>> start

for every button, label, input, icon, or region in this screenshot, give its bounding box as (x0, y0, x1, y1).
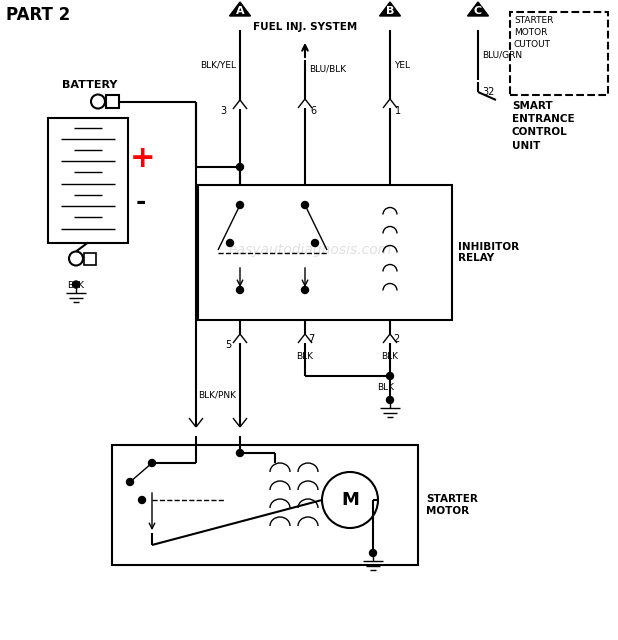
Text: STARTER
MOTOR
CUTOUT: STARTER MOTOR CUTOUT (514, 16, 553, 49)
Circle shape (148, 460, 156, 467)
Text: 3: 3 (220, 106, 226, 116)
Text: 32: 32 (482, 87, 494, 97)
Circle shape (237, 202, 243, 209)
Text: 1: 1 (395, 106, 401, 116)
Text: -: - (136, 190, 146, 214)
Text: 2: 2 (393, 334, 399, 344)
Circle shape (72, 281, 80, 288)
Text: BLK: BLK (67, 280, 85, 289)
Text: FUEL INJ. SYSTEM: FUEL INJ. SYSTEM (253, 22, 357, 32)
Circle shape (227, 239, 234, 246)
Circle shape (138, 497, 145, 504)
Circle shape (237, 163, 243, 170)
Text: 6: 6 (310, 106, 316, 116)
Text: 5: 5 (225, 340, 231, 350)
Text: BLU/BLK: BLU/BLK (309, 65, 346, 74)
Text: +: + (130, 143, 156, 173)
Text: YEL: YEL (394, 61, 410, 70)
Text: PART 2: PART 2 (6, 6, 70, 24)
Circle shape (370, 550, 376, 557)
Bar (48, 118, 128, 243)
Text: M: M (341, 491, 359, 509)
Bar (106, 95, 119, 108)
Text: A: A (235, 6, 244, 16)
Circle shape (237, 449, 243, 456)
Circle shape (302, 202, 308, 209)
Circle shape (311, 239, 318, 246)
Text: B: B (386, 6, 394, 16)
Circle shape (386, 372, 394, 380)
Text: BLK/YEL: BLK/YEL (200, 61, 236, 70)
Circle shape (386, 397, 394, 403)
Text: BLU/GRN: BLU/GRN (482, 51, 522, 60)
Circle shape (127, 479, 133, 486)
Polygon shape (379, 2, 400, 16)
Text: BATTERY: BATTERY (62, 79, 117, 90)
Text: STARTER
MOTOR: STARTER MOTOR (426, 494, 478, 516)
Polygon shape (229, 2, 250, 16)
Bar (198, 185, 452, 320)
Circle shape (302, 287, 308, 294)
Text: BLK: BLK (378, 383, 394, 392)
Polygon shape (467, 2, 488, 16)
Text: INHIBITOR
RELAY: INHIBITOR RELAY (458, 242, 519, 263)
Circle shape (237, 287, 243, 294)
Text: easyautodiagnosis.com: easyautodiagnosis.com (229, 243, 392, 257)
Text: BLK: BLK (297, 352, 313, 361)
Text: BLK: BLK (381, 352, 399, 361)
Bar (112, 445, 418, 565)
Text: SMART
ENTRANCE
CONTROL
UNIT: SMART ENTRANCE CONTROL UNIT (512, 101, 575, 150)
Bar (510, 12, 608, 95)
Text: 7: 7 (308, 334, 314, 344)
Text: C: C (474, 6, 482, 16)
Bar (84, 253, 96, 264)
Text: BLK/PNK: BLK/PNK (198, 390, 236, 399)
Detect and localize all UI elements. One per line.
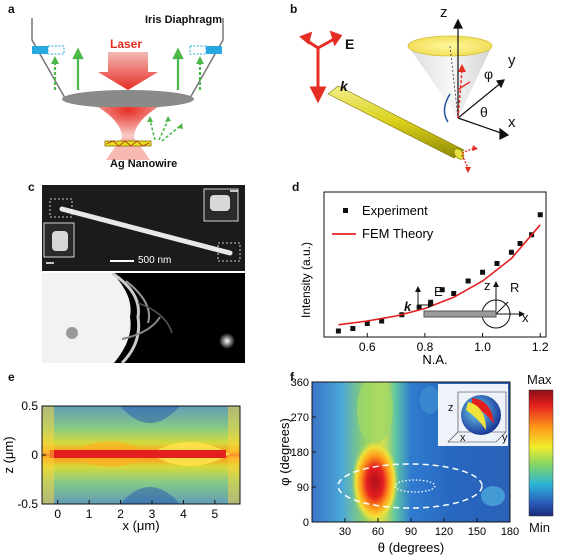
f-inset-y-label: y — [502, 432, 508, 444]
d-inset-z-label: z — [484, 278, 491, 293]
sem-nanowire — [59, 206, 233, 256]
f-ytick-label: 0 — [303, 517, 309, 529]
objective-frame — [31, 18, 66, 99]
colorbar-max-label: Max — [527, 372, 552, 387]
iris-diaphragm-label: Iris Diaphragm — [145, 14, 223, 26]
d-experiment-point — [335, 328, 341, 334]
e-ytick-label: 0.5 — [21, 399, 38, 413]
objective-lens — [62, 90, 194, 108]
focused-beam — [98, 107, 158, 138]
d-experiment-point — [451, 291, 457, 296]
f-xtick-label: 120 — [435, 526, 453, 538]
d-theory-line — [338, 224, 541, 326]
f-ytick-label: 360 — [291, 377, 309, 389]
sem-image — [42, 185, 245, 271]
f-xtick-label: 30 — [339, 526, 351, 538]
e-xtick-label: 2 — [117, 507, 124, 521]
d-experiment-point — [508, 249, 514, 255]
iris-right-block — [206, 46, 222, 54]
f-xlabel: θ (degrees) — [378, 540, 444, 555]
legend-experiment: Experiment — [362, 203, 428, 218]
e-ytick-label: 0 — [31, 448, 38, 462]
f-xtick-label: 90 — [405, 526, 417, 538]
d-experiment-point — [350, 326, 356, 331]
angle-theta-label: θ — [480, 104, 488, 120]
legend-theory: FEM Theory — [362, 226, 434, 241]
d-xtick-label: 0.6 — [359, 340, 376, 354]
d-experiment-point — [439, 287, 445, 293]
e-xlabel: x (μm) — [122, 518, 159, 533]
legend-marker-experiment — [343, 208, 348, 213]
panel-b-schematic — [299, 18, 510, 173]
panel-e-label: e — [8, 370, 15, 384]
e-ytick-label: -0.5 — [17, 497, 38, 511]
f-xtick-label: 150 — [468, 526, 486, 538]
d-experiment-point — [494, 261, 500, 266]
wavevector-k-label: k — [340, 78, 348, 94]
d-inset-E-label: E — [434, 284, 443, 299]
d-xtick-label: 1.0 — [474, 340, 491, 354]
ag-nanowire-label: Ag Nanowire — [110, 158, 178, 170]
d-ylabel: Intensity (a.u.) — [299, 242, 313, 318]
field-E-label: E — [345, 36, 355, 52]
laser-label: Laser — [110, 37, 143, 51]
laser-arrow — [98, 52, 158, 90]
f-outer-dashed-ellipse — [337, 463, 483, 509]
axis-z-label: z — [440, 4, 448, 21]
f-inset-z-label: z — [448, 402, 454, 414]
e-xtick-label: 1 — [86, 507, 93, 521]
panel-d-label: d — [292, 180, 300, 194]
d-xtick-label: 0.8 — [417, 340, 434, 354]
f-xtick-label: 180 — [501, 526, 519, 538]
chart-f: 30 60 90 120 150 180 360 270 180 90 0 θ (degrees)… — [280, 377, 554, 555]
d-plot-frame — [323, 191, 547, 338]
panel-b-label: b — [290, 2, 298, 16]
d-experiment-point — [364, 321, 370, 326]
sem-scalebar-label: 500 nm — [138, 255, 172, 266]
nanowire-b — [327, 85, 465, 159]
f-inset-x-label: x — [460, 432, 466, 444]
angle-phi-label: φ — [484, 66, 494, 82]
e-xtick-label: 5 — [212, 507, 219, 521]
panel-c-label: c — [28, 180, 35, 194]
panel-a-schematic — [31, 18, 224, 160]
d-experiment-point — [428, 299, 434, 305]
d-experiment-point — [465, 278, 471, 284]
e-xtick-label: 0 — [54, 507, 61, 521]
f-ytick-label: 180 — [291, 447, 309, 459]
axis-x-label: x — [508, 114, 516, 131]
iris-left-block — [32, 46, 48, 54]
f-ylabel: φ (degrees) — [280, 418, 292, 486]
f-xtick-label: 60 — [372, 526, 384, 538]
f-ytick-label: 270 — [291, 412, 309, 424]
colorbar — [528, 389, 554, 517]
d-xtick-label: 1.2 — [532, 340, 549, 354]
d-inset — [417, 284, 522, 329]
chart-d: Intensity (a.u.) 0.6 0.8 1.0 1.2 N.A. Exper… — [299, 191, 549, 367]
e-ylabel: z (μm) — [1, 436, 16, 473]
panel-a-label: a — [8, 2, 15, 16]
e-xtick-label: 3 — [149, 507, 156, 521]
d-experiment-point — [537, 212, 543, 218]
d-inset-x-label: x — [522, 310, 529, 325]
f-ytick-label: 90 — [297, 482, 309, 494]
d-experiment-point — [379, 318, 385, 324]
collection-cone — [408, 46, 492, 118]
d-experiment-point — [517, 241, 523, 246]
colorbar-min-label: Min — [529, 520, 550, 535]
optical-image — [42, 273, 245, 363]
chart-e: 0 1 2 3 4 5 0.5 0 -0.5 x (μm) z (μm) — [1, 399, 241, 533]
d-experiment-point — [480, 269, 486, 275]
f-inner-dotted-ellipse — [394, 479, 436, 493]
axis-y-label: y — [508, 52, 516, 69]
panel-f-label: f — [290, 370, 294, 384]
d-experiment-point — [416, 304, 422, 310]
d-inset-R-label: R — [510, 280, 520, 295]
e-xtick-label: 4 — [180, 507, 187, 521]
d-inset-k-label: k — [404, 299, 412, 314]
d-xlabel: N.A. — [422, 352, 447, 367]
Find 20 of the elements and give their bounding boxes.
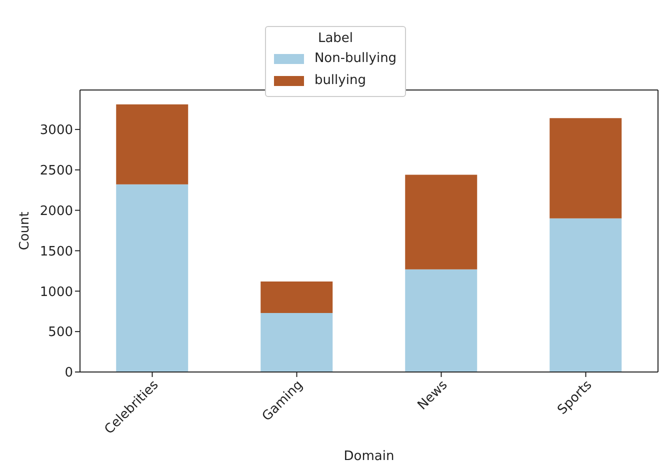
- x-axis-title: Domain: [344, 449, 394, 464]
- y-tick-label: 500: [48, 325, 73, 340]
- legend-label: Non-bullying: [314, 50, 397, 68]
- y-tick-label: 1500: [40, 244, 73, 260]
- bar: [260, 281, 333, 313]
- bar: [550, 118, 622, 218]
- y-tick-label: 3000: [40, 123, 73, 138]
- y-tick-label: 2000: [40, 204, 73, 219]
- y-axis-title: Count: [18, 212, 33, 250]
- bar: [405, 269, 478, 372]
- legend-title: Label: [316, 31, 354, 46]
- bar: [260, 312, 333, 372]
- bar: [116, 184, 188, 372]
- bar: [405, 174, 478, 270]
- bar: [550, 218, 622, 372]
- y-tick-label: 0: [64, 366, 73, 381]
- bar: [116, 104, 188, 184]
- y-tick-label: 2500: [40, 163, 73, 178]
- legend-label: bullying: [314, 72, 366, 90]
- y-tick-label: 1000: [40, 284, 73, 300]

>> end

Written exercise:
Arrange the lines of the records as a JSON list of strings, one string per line and no blank lines, starting with the line containing "- x-axis-title: Domain: [344, 449, 394, 464]" and going on through the line containing "- y-tick-label: 2000: [40, 204, 73, 219]".

Answer for this exercise:
[
  "- x-axis-title: Domain: [344, 449, 394, 464]",
  "- y-tick-label: 500: [48, 325, 73, 340]",
  "- legend-label: Non-bullying: [314, 50, 397, 68]",
  "- y-tick-label: 1500: [40, 244, 73, 260]",
  "- bar: [260, 281, 333, 313]",
  "- bar: [550, 118, 622, 218]",
  "- y-tick-label: 3000: [40, 123, 73, 138]",
  "- y-tick-label: 2000: [40, 204, 73, 219]"
]